**BRIEF**: Find every line in the records below that contains the word "window", and copy each such line.

**DATA TO USE**:

BEGIN

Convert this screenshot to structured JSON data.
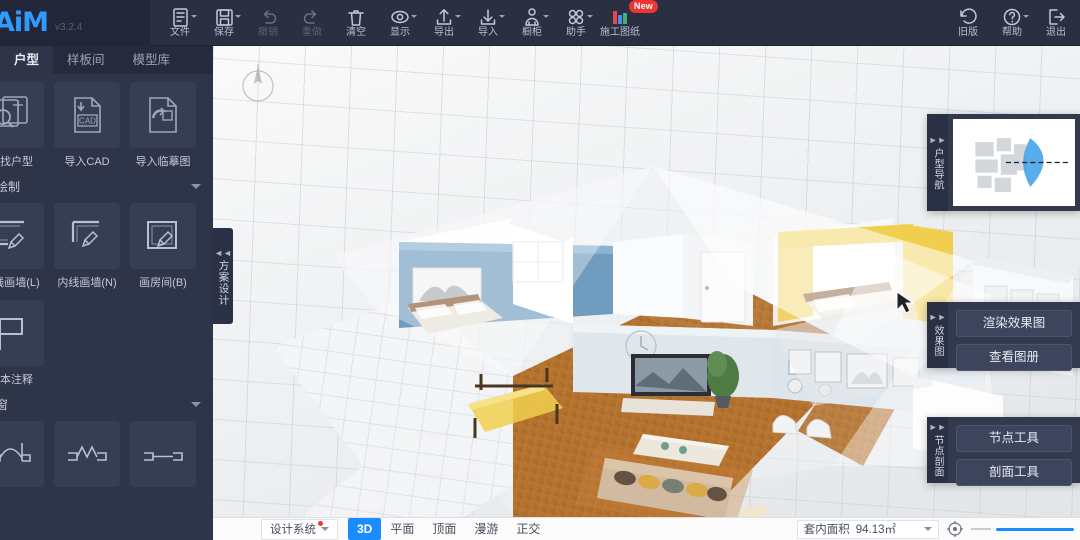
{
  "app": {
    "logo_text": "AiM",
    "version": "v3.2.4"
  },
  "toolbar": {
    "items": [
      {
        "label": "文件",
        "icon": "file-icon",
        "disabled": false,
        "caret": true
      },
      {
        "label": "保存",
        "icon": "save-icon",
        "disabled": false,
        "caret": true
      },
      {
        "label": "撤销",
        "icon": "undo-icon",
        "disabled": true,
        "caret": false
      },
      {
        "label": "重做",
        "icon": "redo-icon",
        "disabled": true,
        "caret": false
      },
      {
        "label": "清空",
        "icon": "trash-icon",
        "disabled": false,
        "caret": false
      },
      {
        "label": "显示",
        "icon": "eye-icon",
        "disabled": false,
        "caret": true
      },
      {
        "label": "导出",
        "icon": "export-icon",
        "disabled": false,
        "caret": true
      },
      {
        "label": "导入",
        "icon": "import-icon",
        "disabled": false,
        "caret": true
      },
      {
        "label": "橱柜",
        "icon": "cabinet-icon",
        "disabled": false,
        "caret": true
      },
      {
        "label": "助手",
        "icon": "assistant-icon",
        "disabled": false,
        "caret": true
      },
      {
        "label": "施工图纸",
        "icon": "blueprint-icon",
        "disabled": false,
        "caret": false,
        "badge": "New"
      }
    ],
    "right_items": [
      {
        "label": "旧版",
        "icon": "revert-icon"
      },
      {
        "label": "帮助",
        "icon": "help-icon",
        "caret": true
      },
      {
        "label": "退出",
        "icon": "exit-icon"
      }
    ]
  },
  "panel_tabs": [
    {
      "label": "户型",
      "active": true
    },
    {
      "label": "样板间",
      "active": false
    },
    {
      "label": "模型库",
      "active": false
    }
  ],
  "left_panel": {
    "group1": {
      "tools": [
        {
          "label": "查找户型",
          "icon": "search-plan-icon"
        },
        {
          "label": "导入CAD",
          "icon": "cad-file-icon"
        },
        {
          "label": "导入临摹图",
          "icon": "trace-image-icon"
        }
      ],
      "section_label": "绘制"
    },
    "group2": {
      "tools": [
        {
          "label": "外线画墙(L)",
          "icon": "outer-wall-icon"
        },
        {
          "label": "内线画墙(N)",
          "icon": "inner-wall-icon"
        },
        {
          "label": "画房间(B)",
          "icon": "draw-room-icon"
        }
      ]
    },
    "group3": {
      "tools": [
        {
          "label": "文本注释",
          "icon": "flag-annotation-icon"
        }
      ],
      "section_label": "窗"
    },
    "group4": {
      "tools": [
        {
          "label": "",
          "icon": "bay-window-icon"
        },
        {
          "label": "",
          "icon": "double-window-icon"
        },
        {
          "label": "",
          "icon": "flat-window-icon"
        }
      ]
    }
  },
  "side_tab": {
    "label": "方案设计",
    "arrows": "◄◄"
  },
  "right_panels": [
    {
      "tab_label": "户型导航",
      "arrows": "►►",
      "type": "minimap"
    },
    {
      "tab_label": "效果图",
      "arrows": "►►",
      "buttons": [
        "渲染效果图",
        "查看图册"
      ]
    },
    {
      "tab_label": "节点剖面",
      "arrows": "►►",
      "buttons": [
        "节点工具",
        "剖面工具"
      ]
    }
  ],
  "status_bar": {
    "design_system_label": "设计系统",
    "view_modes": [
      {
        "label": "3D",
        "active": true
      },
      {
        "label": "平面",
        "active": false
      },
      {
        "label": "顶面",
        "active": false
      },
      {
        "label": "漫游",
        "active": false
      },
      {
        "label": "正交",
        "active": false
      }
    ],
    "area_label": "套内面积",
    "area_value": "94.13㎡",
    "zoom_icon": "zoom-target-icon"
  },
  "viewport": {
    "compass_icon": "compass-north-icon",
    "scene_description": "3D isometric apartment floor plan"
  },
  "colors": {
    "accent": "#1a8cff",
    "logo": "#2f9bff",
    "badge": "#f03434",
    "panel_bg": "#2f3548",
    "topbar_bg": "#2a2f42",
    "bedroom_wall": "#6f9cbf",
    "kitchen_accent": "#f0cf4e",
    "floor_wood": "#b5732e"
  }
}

END

**RESPONSE**:
          "icon": "bay-window-icon"
          "icon": "double-window-icon"
          "icon": "flat-window-icon"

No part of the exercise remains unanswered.